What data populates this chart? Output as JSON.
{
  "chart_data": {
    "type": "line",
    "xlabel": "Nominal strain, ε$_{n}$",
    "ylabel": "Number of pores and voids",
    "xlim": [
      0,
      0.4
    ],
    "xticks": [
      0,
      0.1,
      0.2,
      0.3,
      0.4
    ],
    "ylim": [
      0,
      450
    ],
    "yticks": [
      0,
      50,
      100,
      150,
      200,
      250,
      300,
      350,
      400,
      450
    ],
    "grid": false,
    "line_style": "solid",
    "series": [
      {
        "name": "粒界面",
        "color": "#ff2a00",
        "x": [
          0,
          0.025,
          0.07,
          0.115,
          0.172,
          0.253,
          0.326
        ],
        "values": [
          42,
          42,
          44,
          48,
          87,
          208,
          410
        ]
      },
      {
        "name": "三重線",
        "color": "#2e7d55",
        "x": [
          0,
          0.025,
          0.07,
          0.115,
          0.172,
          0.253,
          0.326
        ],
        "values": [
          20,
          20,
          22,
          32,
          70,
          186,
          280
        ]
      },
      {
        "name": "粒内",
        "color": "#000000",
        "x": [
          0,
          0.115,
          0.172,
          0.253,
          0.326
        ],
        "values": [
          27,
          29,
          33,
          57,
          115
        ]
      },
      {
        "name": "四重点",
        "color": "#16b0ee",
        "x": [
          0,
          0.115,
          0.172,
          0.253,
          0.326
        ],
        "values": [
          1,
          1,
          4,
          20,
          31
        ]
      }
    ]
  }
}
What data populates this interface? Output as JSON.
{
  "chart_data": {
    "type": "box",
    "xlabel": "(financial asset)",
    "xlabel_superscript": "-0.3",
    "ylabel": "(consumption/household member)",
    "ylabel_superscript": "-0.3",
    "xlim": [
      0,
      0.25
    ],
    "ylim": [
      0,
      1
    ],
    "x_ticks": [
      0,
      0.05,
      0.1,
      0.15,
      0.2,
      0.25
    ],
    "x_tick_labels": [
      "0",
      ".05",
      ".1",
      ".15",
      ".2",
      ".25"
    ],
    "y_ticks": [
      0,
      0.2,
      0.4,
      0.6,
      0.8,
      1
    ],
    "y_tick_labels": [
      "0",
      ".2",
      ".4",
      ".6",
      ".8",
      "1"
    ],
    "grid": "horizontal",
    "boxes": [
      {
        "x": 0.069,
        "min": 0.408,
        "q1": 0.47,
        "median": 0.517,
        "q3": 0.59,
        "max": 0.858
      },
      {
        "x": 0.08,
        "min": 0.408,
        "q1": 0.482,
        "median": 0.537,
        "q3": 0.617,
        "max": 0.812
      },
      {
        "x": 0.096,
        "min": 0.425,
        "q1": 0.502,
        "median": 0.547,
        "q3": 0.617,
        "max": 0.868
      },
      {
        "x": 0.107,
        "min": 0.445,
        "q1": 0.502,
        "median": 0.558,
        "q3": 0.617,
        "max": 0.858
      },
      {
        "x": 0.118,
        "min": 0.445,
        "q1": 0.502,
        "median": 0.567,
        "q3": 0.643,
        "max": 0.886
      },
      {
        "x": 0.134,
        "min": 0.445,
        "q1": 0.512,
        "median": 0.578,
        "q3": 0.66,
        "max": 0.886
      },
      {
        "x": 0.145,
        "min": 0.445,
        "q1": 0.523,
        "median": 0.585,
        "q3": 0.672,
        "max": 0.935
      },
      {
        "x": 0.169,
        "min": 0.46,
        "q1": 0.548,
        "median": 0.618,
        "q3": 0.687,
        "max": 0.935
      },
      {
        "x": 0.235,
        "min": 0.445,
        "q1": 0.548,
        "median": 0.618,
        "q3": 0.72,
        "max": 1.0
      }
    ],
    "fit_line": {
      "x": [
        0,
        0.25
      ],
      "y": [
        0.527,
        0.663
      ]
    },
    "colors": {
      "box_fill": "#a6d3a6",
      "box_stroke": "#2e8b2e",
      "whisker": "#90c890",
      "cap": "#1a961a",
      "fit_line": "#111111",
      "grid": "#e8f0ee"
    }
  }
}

#####

Exercise: Exactly reproduce all of the entries above.

The result:
What data populates this chart? Output as JSON.
{
  "chart_data": {
    "type": "line",
    "xlabel": "Nominal strain, ε$_{n}$",
    "ylabel": "Number of pores and voids",
    "xlim": [
      0,
      0.4
    ],
    "xticks": [
      0,
      0.1,
      0.2,
      0.3,
      0.4
    ],
    "ylim": [
      0,
      450
    ],
    "yticks": [
      0,
      50,
      100,
      150,
      200,
      250,
      300,
      350,
      400,
      450
    ],
    "grid": false,
    "line_style": "solid",
    "series": [
      {
        "name": "粒界面",
        "color": "#ff2a00",
        "x": [
          0,
          0.025,
          0.07,
          0.115,
          0.172,
          0.253,
          0.326
        ],
        "values": [
          42,
          42,
          44,
          48,
          87,
          208,
          410
        ]
      },
      {
        "name": "三重線",
        "color": "#2e7d55",
        "x": [
          0,
          0.025,
          0.07,
          0.115,
          0.172,
          0.253,
          0.326
        ],
        "values": [
          20,
          20,
          22,
          32,
          70,
          186,
          280
        ]
      },
      {
        "name": "粒内",
        "color": "#000000",
        "x": [
          0,
          0.115,
          0.172,
          0.253,
          0.326
        ],
        "values": [
          27,
          29,
          33,
          57,
          115
        ]
      },
      {
        "name": "四重点",
        "color": "#16b0ee",
        "x": [
          0,
          0.115,
          0.172,
          0.253,
          0.326
        ],
        "values": [
          1,
          1,
          4,
          20,
          31
        ]
      }
    ]
  }
}
What data populates this interface? Output as JSON.
{
  "chart_data": {
    "type": "box",
    "xlabel": "(financial asset)",
    "xlabel_superscript": "-0.3",
    "ylabel": "(consumption/household member)",
    "ylabel_superscript": "-0.3",
    "xlim": [
      0,
      0.25
    ],
    "ylim": [
      0,
      1
    ],
    "x_ticks": [
      0,
      0.05,
      0.1,
      0.15,
      0.2,
      0.25
    ],
    "x_tick_labels": [
      "0",
      ".05",
      ".1",
      ".15",
      ".2",
      ".25"
    ],
    "y_ticks": [
      0,
      0.2,
      0.4,
      0.6,
      0.8,
      1
    ],
    "y_tick_labels": [
      "0",
      ".2",
      ".4",
      ".6",
      ".8",
      "1"
    ],
    "grid": "horizontal",
    "boxes": [
      {
        "x": 0.069,
        "min": 0.408,
        "q1": 0.47,
        "median": 0.517,
        "q3": 0.59,
        "max": 0.858
      },
      {
        "x": 0.08,
        "min": 0.408,
        "q1": 0.482,
        "median": 0.537,
        "q3": 0.617,
        "max": 0.812
      },
      {
        "x": 0.096,
        "min": 0.425,
        "q1": 0.502,
        "median": 0.547,
        "q3": 0.617,
        "max": 0.868
      },
      {
        "x": 0.107,
        "min": 0.445,
        "q1": 0.502,
        "median": 0.558,
        "q3": 0.617,
        "max": 0.858
      },
      {
        "x": 0.118,
        "min": 0.445,
        "q1": 0.502,
        "median": 0.567,
        "q3": 0.643,
        "max": 0.886
      },
      {
        "x": 0.134,
        "min": 0.445,
        "q1": 0.512,
        "median": 0.578,
        "q3": 0.66,
        "max": 0.886
      },
      {
        "x": 0.145,
        "min": 0.445,
        "q1": 0.523,
        "median": 0.585,
        "q3": 0.672,
        "max": 0.935
      },
      {
        "x": 0.169,
        "min": 0.46,
        "q1": 0.548,
        "median": 0.618,
        "q3": 0.687,
        "max": 0.935
      },
      {
        "x": 0.235,
        "min": 0.445,
        "q1": 0.548,
        "median": 0.618,
        "q3": 0.72,
        "max": 1.0
      }
    ],
    "fit_line": {
      "x": [
        0,
        0.25
      ],
      "y": [
        0.527,
        0.663
      ]
    },
    "colors": {
      "box_fill": "#a6d3a6",
      "box_stroke": "#2e8b2e",
      "whisker": "#90c890",
      "cap": "#1a961a",
      "fit_line": "#111111",
      "grid": "#e8f0ee"
    }
  }
}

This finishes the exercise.